Task to carry out:
Search the material below for the string "false" and list each line that holds it.

Task inputs:
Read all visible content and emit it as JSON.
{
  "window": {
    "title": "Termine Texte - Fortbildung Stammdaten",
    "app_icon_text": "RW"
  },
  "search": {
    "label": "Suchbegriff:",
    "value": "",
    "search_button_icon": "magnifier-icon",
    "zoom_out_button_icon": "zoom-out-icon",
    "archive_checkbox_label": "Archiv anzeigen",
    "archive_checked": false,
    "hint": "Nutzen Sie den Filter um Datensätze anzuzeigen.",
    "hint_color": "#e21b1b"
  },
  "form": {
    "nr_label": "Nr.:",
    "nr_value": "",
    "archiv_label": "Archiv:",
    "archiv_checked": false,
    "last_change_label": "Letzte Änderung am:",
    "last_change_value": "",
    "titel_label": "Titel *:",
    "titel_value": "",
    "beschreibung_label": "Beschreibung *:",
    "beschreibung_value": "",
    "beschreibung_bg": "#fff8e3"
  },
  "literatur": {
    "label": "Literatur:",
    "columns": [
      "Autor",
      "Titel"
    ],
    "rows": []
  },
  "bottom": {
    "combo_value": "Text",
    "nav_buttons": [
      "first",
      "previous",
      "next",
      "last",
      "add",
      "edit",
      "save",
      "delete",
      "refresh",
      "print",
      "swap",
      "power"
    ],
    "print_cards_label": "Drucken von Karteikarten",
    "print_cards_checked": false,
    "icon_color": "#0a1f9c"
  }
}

Solution to the problem:
    "archive_checked": false,
    "archiv_checked": false,
    "print_cards_checked": false,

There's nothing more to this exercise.